GOAL: Every record below should be transcribed exactly. Omit the images.

---*---

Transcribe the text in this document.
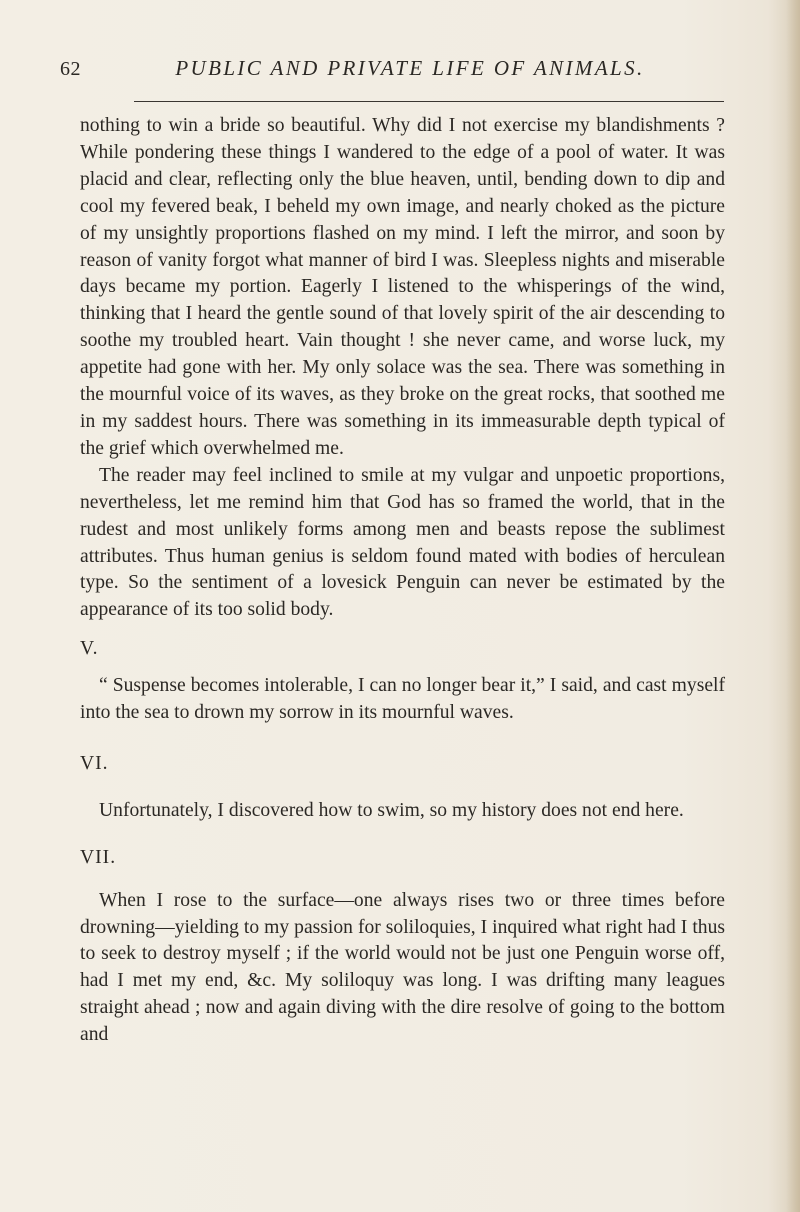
62	PUBLIC AND PRIVATE LIFE OF ANIMALS.

nothing to win a bride so beautiful. Why did I not exercise my blandishments ? While pondering these things I wandered to the edge of a pool of water. It was placid and clear, reflecting only the blue heaven, until, bending down to dip and cool my fevered beak, I beheld my own image, and nearly choked as the picture of my unsightly proportions flashed on my mind. I left the mirror, and soon by reason of vanity forgot what manner of bird I was. Sleepless nights and miserable days became my portion. Eagerly I listened to the whisperings of the wind, thinking that I heard the gentle sound of that lovely spirit of the air descending to soothe my troubled heart. Vain thought ! she never came, and worse luck, my appetite had gone with her. My only solace was the sea. There was something in the mournful voice of its waves, as they broke on the great rocks, that soothed me in my saddest hours. There was something in its immeasurable depth typical of the grief which overwhelmed me.

The reader may feel inclined to smile at my vulgar and unpoetic proportions, nevertheless, let me remind him that God has so framed the world, that in the rudest and most unlikely forms among men and beasts repose the sublimest attributes. Thus human genius is seldom found mated with bodies of herculean type. So the sentiment of a lovesick Penguin can never be estimated by the appearance of its too solid body.

V.

“ Suspense becomes intolerable, I can no longer bear it,” I said, and cast myself into the sea to drown my sorrow in its mournful waves.

VI.

Unfortunately, I discovered how to swim, so my history does not end here.

VII.

When I rose to the surface—one always rises two or three times before drowning—yielding to my passion for soliloquies, I inquired what right had I thus to seek to destroy myself ; if the world would not be just one Penguin worse off, had I met my end, &c. My soliloquy was long. I was drifting many leagues straight ahead ; now and again diving with the dire resolve of going to the bottom and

---*---

WRITTEN ANSWER:
Transcribe the text in this document.
62	PUBLIC AND PRIVATE LIFE OF ANIMALS.

nothing to win a bride so beautiful. Why did I not exercise my blandishments ? While pondering these things I wandered to the edge of a pool of water. It was placid and clear, reflecting only the blue heaven, until, bending down to dip and cool my fevered beak, I beheld my own image, and nearly choked as the picture of my unsightly proportions flashed on my mind. I left the mirror, and soon by reason of vanity forgot what manner of bird I was. Sleepless nights and miserable days became my portion. Eagerly I listened to the whisperings of the wind, thinking that I heard the gentle sound of that lovely spirit of the air descending to soothe my troubled heart. Vain thought ! she never came, and worse luck, my appetite had gone with her. My only solace was the sea. There was something in the mournful voice of its waves, as they broke on the great rocks, that soothed me in my saddest hours. There was something in its immeasurable depth typical of the grief which overwhelmed me.

The reader may feel inclined to smile at my vulgar and unpoetic proportions, nevertheless, let me remind him that God has so framed the world, that in the rudest and most unlikely forms among men and beasts repose the sublimest attributes. Thus human genius is seldom found mated with bodies of herculean type. So the sentiment of a lovesick Penguin can never be estimated by the appearance of its too solid body.

V.

“ Suspense becomes intolerable, I can no longer bear it,” I said, and cast myself into the sea to drown my sorrow in its mournful waves.

VI.

Unfortunately, I discovered how to swim, so my history does not end here.

VII.

When I rose to the surface—one always rises two or three times before drowning—yielding to my passion for soliloquies, I inquired what right had I thus to seek to destroy myself ; if the world would not be just one Penguin worse off, had I met my end, &c. My soliloquy was long. I was drifting many leagues straight ahead ; now and again diving with the dire resolve of going to the bottom and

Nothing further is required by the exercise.